« Durant
plusieurs semaines, on a assisté à un procès en suspicion mené, de
différents côtés, contre Nafissatou Diallo en s’appuyant sur son passé.
C’est cette entreprise de décrédibilisation sur laquelle s’appuie la
décision du juge » d’abandonner les chefs d’accusation contre Strauss-Kahn.
En fait, si le juge a mis fin au procès contre Strauss-Kahn, c’est que le
procureur new-yorkais Cyrus Vance a dû avouer que les témoignages de Diallo,
sur lesquels il comptait fonder ses arguments, étaient faux. Elle avait
menti sur ses agissements le jour où elle a accusé DSK de viol, ainsi que
sur un viol qu’elle avait dit avoir subi en Guinée. Elle a également reçu
d’importantes sommes d’argent envoyées par un petit ami actuellement en
prison pour trafic de drogue.
C’est ainsi sur des bases complètement fausses que Strauss-Kahn a été
publiquement humilié, et sa carrière politique détruite. Après la plainte
déposée contre lui le jour même, Strauss-Kahn a été débarqué de son avion et
paradé en menottes—ce qui l'a contraint à abandonner la présidence du Fonds
Monétaire International (FMI) et sa candidature éventuelle à l’élection
présidentielle française de 2012.
Il ne s’agit pas ici d’avoir une quelconque sympathie politique pour
Strauss-Kahn, qui a mené en tant que chef du FMI une politique réactionnaire
d’austérité sociale, soutenue par le PS et la bourgeoisie internationale.

====================

*LISTE DES TÂCHES*.
a – Quelles personnes le texte sur l'affaire Strauss-Kahn désigne-t-il par leur nom ?
b – D'après le texte sur l'affaire Strauss-Kahn, pour quel motif le petit ami de Diallo est-il actuellement en prison ?

[Entrées enregistrées]
====================

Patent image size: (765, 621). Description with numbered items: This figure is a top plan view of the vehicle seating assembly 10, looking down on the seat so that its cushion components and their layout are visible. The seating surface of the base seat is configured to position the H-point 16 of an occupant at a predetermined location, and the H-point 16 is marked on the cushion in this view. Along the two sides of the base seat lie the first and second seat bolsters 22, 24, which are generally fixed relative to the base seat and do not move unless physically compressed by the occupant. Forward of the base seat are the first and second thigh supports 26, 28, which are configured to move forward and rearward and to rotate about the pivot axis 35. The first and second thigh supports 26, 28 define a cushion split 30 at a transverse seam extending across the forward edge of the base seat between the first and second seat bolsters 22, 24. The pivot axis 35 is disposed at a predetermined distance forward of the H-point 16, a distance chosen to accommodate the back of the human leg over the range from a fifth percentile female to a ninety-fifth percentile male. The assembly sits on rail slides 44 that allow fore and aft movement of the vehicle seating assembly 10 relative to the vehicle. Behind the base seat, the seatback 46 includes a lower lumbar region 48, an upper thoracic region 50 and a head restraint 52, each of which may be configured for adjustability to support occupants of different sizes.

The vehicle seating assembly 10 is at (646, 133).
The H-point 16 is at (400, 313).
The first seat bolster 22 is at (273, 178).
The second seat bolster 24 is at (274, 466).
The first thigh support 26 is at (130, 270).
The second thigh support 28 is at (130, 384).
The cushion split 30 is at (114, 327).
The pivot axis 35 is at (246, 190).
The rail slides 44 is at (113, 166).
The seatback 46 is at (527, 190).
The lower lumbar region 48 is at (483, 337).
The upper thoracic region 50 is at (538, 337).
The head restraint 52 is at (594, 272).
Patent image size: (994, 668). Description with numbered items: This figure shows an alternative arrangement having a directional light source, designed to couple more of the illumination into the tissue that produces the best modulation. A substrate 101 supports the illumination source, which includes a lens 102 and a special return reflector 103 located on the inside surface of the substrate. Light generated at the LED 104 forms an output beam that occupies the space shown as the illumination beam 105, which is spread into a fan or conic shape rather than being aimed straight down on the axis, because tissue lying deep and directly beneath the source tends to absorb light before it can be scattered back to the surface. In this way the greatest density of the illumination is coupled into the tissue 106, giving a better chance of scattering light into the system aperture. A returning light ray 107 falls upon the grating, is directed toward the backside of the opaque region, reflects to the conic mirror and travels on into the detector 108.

====================

*RÉSULTATS PAR TÂCHE*.
a – Nafissatou Diallo, Strauss-Kahn (aussi appelé DSK) et Cyrus Vance.

b – Pour trafic de drogue.